*DATA TO PROCESS*
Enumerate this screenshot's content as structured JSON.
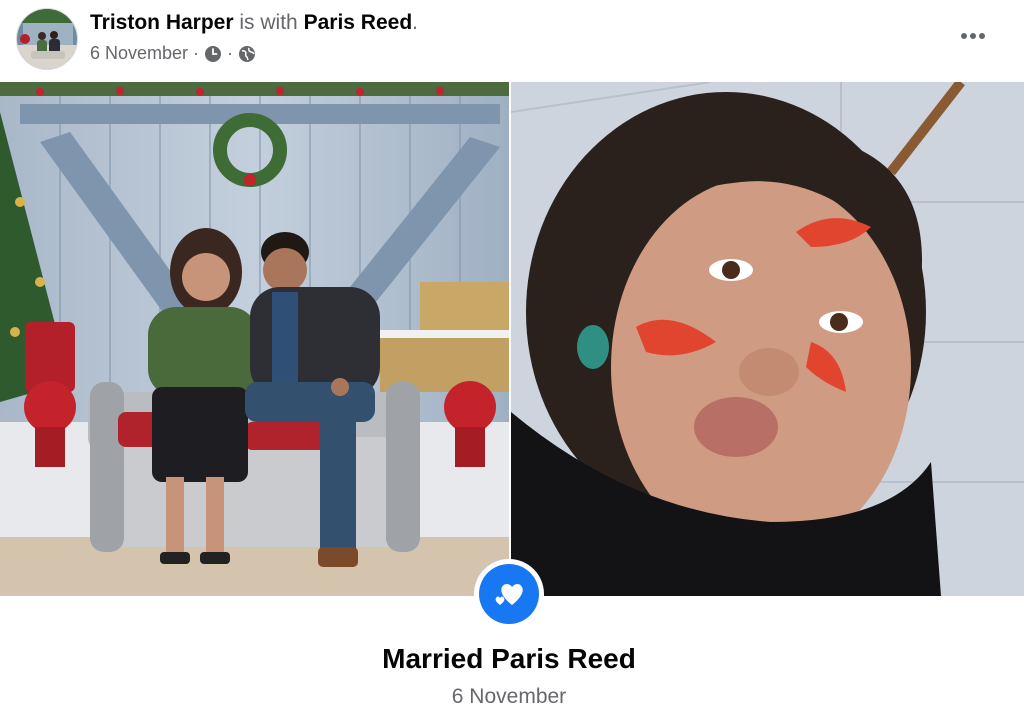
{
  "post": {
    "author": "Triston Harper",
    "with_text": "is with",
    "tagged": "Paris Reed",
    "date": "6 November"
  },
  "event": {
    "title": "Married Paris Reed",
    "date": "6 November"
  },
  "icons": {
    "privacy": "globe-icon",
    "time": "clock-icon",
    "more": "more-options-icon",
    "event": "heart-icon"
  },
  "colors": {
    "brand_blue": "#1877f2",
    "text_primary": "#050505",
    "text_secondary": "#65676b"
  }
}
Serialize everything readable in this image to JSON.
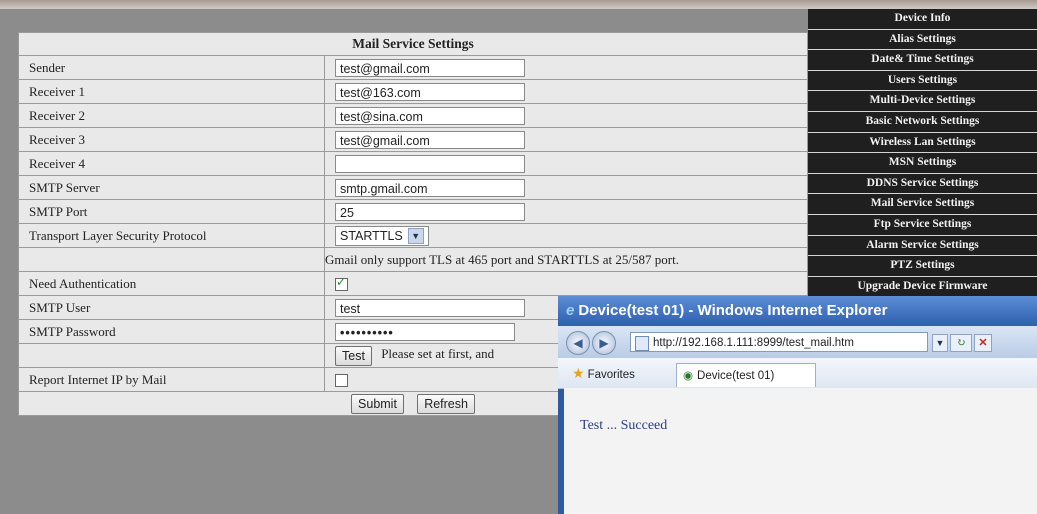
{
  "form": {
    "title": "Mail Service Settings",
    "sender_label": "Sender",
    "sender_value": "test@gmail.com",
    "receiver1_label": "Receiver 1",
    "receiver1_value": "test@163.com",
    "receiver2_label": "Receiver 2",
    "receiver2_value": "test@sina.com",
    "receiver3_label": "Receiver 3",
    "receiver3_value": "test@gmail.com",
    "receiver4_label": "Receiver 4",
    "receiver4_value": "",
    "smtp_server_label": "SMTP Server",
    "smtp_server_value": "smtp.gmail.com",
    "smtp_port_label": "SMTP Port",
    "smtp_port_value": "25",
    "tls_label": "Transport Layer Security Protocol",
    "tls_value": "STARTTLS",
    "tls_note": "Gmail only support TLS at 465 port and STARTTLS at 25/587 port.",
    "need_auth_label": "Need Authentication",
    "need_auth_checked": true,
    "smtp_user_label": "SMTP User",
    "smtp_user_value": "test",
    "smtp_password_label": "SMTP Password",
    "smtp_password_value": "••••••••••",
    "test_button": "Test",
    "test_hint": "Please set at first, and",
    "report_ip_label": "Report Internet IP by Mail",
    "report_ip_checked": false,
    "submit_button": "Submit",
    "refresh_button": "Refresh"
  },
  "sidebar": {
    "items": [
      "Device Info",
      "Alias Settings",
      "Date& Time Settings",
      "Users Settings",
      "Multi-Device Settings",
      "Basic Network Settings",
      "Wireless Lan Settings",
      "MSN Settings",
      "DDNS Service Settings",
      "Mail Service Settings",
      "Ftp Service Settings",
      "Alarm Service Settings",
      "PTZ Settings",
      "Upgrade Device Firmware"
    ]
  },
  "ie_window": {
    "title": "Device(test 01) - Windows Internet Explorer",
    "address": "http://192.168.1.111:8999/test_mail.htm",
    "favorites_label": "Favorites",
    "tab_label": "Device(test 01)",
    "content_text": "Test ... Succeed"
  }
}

*WRITTEN REQUEST*
The records above need to be given again exactly. Omit the pictures.

*TASK RESULT*
Enumerate this screenshot's content as structured JSON.
{
  "post": {
    "author": "Triston Harper",
    "with_text": "is with",
    "tagged": "Paris Reed",
    "date": "6 November"
  },
  "event": {
    "title": "Married Paris Reed",
    "date": "6 November"
  },
  "icons": {
    "privacy": "globe-icon",
    "time": "clock-icon",
    "more": "more-options-icon",
    "event": "heart-icon"
  },
  "colors": {
    "brand_blue": "#1877f2",
    "text_primary": "#050505",
    "text_secondary": "#65676b"
  }
}
Serialize everything readable in this image to JSON.
{
  "form": {
    "title": "Mail Service Settings",
    "sender_label": "Sender",
    "sender_value": "test@gmail.com",
    "receiver1_label": "Receiver 1",
    "receiver1_value": "test@163.com",
    "receiver2_label": "Receiver 2",
    "receiver2_value": "test@sina.com",
    "receiver3_label": "Receiver 3",
    "receiver3_value": "test@gmail.com",
    "receiver4_label": "Receiver 4",
    "receiver4_value": "",
    "smtp_server_label": "SMTP Server",
    "smtp_server_value": "smtp.gmail.com",
    "smtp_port_label": "SMTP Port",
    "smtp_port_value": "25",
    "tls_label": "Transport Layer Security Protocol",
    "tls_value": "STARTTLS",
    "tls_note": "Gmail only support TLS at 465 port and STARTTLS at 25/587 port.",
    "need_auth_label": "Need Authentication",
    "need_auth_checked": true,
    "smtp_user_label": "SMTP User",
    "smtp_user_value": "test",
    "smtp_password_label": "SMTP Password",
    "smtp_password_value": "••••••••••",
    "test_button": "Test",
    "test_hint": "Please set at first, and",
    "report_ip_label": "Report Internet IP by Mail",
    "report_ip_checked": false,
    "submit_button": "Submit",
    "refresh_button": "Refresh"
  },
  "sidebar": {
    "items": [
      "Device Info",
      "Alias Settings",
      "Date& Time Settings",
      "Users Settings",
      "Multi-Device Settings",
      "Basic Network Settings",
      "Wireless Lan Settings",
      "MSN Settings",
      "DDNS Service Settings",
      "Mail Service Settings",
      "Ftp Service Settings",
      "Alarm Service Settings",
      "PTZ Settings",
      "Upgrade Device Firmware"
    ]
  },
  "ie_window": {
    "title": "Device(test 01) - Windows Internet Explorer",
    "address": "http://192.168.1.111:8999/test_mail.htm",
    "favorites_label": "Favorites",
    "tab_label": "Device(test 01)",
    "content_text": "Test ... Succeed"
  }
}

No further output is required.